Task to carry out — Output exactly the lines between the line that contains "Transcribe this image's" and the last line of the material, counting both.

[Data to use start]

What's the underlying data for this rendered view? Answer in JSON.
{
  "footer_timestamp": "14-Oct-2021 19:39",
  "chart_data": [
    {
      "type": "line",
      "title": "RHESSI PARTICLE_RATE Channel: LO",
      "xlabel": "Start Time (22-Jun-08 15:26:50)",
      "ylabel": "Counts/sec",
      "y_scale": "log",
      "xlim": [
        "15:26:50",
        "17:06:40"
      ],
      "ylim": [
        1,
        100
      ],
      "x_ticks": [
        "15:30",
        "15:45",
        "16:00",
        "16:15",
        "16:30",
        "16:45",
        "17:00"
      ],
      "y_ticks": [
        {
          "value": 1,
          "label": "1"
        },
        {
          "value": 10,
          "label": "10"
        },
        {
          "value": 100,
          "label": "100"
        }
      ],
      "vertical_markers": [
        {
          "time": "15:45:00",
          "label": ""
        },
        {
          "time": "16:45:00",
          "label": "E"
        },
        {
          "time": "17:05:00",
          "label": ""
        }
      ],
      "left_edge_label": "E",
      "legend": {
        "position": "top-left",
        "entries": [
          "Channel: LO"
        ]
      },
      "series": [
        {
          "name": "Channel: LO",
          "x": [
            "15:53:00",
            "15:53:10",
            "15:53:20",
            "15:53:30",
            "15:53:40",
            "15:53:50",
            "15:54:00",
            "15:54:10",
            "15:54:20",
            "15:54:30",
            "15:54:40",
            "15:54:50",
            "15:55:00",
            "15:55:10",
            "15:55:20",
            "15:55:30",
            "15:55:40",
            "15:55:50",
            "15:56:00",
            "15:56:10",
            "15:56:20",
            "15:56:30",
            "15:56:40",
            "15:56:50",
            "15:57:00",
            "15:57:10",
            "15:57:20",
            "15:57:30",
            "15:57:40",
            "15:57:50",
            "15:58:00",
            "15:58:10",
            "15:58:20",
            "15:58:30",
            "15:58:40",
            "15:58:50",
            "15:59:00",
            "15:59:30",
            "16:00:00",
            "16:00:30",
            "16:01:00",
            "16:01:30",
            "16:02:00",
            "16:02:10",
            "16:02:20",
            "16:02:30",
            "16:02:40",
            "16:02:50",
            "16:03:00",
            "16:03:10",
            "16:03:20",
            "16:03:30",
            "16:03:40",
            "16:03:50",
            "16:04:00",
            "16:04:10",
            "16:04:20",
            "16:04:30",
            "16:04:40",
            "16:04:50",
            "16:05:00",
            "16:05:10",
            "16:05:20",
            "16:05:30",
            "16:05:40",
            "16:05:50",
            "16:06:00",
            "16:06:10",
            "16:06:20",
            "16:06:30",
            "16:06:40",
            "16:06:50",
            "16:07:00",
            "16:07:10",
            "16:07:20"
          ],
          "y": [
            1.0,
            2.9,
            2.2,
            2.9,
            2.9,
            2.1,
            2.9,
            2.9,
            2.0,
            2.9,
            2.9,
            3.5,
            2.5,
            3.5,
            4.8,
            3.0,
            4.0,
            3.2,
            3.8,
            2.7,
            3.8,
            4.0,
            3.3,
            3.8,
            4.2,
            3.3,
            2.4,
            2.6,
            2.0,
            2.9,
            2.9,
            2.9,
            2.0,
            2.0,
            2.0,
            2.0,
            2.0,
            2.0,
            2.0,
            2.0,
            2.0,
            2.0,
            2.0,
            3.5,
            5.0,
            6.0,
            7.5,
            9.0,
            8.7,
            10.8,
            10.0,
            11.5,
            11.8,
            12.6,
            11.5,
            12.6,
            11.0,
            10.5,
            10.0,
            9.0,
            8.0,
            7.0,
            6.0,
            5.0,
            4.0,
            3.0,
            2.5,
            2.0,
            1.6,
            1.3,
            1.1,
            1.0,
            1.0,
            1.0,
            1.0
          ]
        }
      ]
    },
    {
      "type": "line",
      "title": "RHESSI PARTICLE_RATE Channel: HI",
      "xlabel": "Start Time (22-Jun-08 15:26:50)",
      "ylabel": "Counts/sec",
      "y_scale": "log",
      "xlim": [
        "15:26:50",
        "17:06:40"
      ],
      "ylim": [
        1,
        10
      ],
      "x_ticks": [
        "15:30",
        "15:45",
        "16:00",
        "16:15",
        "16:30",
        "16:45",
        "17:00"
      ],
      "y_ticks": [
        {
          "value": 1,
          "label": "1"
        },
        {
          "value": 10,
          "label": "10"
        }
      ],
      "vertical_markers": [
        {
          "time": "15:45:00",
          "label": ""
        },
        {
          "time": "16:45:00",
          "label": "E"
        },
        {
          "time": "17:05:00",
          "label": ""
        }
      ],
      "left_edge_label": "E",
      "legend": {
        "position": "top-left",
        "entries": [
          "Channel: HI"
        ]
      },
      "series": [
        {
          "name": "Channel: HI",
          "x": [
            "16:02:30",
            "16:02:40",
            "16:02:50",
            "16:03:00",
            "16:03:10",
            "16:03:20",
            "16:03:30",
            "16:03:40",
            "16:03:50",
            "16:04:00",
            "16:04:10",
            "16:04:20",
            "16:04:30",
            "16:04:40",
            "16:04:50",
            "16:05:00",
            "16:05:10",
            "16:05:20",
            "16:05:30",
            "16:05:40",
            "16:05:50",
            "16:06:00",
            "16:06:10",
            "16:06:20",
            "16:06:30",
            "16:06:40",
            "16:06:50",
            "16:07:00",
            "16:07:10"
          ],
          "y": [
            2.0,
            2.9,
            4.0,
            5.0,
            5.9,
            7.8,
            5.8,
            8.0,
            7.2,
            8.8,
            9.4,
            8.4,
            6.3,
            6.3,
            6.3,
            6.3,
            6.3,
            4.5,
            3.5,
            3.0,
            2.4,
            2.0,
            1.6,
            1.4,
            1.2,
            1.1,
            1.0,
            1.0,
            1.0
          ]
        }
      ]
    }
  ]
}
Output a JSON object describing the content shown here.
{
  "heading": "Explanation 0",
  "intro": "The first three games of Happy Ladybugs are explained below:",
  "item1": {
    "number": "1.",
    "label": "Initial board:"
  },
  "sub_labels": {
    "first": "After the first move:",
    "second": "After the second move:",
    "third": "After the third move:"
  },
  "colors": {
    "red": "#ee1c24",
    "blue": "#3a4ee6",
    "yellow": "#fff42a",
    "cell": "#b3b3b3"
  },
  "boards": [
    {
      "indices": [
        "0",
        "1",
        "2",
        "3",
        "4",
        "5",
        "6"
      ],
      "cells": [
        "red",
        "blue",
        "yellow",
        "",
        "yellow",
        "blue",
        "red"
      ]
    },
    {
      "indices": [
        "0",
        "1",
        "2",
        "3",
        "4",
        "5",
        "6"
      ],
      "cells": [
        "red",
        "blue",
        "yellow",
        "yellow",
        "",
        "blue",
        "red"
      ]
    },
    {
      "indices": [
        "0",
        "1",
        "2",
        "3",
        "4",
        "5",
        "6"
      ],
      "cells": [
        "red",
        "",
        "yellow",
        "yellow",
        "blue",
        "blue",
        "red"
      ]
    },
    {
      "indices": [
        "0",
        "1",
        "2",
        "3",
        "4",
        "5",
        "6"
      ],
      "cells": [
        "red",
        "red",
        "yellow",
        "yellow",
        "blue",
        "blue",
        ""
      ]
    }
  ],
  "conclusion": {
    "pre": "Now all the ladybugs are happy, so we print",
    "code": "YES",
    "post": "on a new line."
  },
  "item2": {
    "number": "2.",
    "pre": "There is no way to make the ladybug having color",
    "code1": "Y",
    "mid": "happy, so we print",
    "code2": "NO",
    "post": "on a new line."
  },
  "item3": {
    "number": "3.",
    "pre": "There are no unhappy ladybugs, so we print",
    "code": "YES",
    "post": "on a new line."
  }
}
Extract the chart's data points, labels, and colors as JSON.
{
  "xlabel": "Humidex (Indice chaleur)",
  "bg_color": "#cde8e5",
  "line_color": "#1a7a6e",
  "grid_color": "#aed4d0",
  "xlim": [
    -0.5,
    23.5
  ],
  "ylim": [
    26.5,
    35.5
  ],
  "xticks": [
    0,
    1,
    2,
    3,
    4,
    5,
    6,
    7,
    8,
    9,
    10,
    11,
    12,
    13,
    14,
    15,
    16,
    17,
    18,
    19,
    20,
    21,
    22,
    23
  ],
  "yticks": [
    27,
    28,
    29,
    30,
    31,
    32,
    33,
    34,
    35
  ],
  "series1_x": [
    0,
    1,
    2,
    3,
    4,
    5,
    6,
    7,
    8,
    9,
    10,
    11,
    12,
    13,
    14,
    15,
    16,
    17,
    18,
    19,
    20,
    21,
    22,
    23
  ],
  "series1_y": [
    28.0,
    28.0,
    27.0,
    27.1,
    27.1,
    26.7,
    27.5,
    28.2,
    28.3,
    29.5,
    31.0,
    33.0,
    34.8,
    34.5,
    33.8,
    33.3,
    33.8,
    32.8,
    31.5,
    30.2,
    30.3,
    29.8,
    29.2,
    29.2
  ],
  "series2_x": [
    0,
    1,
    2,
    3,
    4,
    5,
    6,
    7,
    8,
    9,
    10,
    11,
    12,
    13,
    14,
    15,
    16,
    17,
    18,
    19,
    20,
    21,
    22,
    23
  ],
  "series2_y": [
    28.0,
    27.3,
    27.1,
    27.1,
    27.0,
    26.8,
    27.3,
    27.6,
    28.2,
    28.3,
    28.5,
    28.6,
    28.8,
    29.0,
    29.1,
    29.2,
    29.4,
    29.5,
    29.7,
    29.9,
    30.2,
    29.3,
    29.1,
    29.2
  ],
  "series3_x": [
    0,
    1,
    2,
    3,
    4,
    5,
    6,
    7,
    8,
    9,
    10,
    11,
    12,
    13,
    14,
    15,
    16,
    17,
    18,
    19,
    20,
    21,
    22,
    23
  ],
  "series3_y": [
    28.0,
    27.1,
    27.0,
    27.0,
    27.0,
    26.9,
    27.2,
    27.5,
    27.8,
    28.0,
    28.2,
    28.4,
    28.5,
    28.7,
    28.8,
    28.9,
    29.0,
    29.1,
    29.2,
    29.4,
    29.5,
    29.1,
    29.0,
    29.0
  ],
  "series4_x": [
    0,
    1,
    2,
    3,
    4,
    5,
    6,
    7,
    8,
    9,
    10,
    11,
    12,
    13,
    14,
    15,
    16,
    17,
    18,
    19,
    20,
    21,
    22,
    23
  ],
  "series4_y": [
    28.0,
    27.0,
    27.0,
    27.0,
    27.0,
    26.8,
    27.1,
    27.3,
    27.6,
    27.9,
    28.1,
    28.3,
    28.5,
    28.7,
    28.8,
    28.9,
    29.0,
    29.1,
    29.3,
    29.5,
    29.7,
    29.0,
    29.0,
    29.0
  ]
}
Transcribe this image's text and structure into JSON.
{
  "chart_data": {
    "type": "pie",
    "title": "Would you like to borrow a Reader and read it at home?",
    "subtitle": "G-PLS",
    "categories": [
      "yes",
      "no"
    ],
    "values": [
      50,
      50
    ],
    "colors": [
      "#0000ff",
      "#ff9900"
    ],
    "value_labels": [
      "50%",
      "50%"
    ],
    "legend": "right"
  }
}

[Data to use end]

Result of the exercise —
Transcribe this image's text and structure into JSON.
{
  "chart_data": {
    "type": "pie",
    "title": "Would you like to borrow a Reader and read it at home?",
    "subtitle": "G-PLS",
    "categories": [
      "yes",
      "no"
    ],
    "values": [
      50,
      50
    ],
    "colors": [
      "#0000ff",
      "#ff9900"
    ],
    "value_labels": [
      "50%",
      "50%"
    ],
    "legend": "right"
  }
}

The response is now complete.